[Your task]: Retype all of the entries word for word.

======== Exercise input ========

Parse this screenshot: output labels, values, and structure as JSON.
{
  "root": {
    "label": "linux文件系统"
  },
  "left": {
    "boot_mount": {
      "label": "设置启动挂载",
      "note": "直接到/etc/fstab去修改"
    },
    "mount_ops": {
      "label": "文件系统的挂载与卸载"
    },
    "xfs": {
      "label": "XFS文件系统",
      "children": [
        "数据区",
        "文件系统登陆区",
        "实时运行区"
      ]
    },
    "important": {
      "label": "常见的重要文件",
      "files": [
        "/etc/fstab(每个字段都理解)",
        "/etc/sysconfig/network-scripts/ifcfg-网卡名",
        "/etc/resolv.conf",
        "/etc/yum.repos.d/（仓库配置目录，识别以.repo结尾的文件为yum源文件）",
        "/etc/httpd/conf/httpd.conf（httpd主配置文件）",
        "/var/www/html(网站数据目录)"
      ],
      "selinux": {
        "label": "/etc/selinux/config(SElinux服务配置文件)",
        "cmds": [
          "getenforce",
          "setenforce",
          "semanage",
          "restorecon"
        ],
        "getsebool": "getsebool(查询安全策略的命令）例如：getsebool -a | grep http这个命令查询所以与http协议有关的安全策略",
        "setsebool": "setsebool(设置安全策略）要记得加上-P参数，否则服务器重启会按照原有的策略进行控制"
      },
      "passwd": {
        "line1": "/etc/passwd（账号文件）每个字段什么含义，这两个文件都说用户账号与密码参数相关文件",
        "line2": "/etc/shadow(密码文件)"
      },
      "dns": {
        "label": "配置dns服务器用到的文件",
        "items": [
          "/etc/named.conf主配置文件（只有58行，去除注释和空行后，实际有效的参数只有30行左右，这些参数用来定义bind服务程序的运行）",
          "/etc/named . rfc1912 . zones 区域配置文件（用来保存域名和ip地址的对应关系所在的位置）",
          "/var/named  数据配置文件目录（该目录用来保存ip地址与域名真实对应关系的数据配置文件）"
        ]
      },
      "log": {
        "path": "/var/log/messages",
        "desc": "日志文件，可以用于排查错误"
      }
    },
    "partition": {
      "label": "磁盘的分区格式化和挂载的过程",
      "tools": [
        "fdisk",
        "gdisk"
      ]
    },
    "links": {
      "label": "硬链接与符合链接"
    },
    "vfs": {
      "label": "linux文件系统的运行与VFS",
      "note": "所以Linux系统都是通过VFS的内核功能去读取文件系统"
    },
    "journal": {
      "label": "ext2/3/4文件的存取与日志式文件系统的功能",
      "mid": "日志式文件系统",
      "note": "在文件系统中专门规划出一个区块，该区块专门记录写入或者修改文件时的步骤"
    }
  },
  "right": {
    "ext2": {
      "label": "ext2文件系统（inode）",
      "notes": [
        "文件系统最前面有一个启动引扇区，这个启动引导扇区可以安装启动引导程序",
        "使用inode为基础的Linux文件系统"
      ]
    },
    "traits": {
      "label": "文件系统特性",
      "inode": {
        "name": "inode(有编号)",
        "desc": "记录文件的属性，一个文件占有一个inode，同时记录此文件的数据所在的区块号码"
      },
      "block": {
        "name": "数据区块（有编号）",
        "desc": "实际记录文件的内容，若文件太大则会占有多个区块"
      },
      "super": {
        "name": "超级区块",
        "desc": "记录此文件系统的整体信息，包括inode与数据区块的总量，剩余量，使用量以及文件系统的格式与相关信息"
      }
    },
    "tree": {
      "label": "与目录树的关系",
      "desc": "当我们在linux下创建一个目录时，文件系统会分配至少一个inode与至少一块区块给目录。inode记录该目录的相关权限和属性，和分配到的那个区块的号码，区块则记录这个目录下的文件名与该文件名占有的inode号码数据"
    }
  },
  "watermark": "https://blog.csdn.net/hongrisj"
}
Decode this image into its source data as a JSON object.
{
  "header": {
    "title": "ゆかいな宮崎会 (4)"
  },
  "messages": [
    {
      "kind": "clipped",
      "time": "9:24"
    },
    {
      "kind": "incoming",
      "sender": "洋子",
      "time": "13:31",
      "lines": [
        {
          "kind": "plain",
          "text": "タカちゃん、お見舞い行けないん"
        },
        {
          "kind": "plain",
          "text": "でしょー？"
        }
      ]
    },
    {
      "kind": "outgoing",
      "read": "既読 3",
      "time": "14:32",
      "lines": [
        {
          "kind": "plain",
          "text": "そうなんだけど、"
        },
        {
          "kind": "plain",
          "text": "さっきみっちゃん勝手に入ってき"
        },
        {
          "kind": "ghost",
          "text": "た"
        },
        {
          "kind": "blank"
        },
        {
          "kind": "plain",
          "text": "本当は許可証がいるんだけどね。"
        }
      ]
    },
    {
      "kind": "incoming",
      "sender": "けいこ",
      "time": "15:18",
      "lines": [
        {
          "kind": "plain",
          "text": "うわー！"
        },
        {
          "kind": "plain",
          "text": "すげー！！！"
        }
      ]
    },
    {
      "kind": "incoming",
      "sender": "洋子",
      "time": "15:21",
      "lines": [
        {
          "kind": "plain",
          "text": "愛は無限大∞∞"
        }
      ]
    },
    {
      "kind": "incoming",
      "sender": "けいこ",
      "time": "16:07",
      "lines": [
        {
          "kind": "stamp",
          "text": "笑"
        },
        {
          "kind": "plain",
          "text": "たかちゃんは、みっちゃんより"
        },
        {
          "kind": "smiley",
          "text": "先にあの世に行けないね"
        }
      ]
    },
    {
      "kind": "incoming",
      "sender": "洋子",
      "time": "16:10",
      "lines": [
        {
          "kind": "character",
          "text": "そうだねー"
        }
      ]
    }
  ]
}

========

[Task response]:
Parse this screenshot: output labels, values, and structure as JSON.
{
  "root": {
    "label": "linux文件系统"
  },
  "left": {
    "boot_mount": {
      "label": "设置启动挂载",
      "note": "直接到/etc/fstab去修改"
    },
    "mount_ops": {
      "label": "文件系统的挂载与卸载"
    },
    "xfs": {
      "label": "XFS文件系统",
      "children": [
        "数据区",
        "文件系统登陆区",
        "实时运行区"
      ]
    },
    "important": {
      "label": "常见的重要文件",
      "files": [
        "/etc/fstab(每个字段都理解)",
        "/etc/sysconfig/network-scripts/ifcfg-网卡名",
        "/etc/resolv.conf",
        "/etc/yum.repos.d/（仓库配置目录，识别以.repo结尾的文件为yum源文件）",
        "/etc/httpd/conf/httpd.conf（httpd主配置文件）",
        "/var/www/html(网站数据目录)"
      ],
      "selinux": {
        "label": "/etc/selinux/config(SElinux服务配置文件)",
        "cmds": [
          "getenforce",
          "setenforce",
          "semanage",
          "restorecon"
        ],
        "getsebool": "getsebool(查询安全策略的命令）例如：getsebool -a | grep http这个命令查询所以与http协议有关的安全策略",
        "setsebool": "setsebool(设置安全策略）要记得加上-P参数，否则服务器重启会按照原有的策略进行控制"
      },
      "passwd": {
        "line1": "/etc/passwd（账号文件）每个字段什么含义，这两个文件都说用户账号与密码参数相关文件",
        "line2": "/etc/shadow(密码文件)"
      },
      "dns": {
        "label": "配置dns服务器用到的文件",
        "items": [
          "/etc/named.conf主配置文件（只有58行，去除注释和空行后，实际有效的参数只有30行左右，这些参数用来定义bind服务程序的运行）",
          "/etc/named . rfc1912 . zones 区域配置文件（用来保存域名和ip地址的对应关系所在的位置）",
          "/var/named  数据配置文件目录（该目录用来保存ip地址与域名真实对应关系的数据配置文件）"
        ]
      },
      "log": {
        "path": "/var/log/messages",
        "desc": "日志文件，可以用于排查错误"
      }
    },
    "partition": {
      "label": "磁盘的分区格式化和挂载的过程",
      "tools": [
        "fdisk",
        "gdisk"
      ]
    },
    "links": {
      "label": "硬链接与符合链接"
    },
    "vfs": {
      "label": "linux文件系统的运行与VFS",
      "note": "所以Linux系统都是通过VFS的内核功能去读取文件系统"
    },
    "journal": {
      "label": "ext2/3/4文件的存取与日志式文件系统的功能",
      "mid": "日志式文件系统",
      "note": "在文件系统中专门规划出一个区块，该区块专门记录写入或者修改文件时的步骤"
    }
  },
  "right": {
    "ext2": {
      "label": "ext2文件系统（inode）",
      "notes": [
        "文件系统最前面有一个启动引扇区，这个启动引导扇区可以安装启动引导程序",
        "使用inode为基础的Linux文件系统"
      ]
    },
    "traits": {
      "label": "文件系统特性",
      "inode": {
        "name": "inode(有编号)",
        "desc": "记录文件的属性，一个文件占有一个inode，同时记录此文件的数据所在的区块号码"
      },
      "block": {
        "name": "数据区块（有编号）",
        "desc": "实际记录文件的内容，若文件太大则会占有多个区块"
      },
      "super": {
        "name": "超级区块",
        "desc": "记录此文件系统的整体信息，包括inode与数据区块的总量，剩余量，使用量以及文件系统的格式与相关信息"
      }
    },
    "tree": {
      "label": "与目录树的关系",
      "desc": "当我们在linux下创建一个目录时，文件系统会分配至少一个inode与至少一块区块给目录。inode记录该目录的相关权限和属性，和分配到的那个区块的号码，区块则记录这个目录下的文件名与该文件名占有的inode号码数据"
    }
  },
  "watermark": "https://blog.csdn.net/hongrisj"
}
Decode this image into its source data as a JSON object.
{
  "header": {
    "title": "ゆかいな宮崎会 (4)"
  },
  "messages": [
    {
      "kind": "clipped",
      "time": "9:24"
    },
    {
      "kind": "incoming",
      "sender": "洋子",
      "time": "13:31",
      "lines": [
        {
          "kind": "plain",
          "text": "タカちゃん、お見舞い行けないん"
        },
        {
          "kind": "plain",
          "text": "でしょー？"
        }
      ]
    },
    {
      "kind": "outgoing",
      "read": "既読 3",
      "time": "14:32",
      "lines": [
        {
          "kind": "plain",
          "text": "そうなんだけど、"
        },
        {
          "kind": "plain",
          "text": "さっきみっちゃん勝手に入ってき"
        },
        {
          "kind": "ghost",
          "text": "た"
        },
        {
          "kind": "blank"
        },
        {
          "kind": "plain",
          "text": "本当は許可証がいるんだけどね。"
        }
      ]
    },
    {
      "kind": "incoming",
      "sender": "けいこ",
      "time": "15:18",
      "lines": [
        {
          "kind": "plain",
          "text": "うわー！"
        },
        {
          "kind": "plain",
          "text": "すげー！！！"
        }
      ]
    },
    {
      "kind": "incoming",
      "sender": "洋子",
      "time": "15:21",
      "lines": [
        {
          "kind": "plain",
          "text": "愛は無限大∞∞"
        }
      ]
    },
    {
      "kind": "incoming",
      "sender": "けいこ",
      "time": "16:07",
      "lines": [
        {
          "kind": "stamp",
          "text": "笑"
        },
        {
          "kind": "plain",
          "text": "たかちゃんは、みっちゃんより"
        },
        {
          "kind": "smiley",
          "text": "先にあの世に行けないね"
        }
      ]
    },
    {
      "kind": "incoming",
      "sender": "洋子",
      "time": "16:10",
      "lines": [
        {
          "kind": "character",
          "text": "そうだねー"
        }
      ]
    }
  ]
}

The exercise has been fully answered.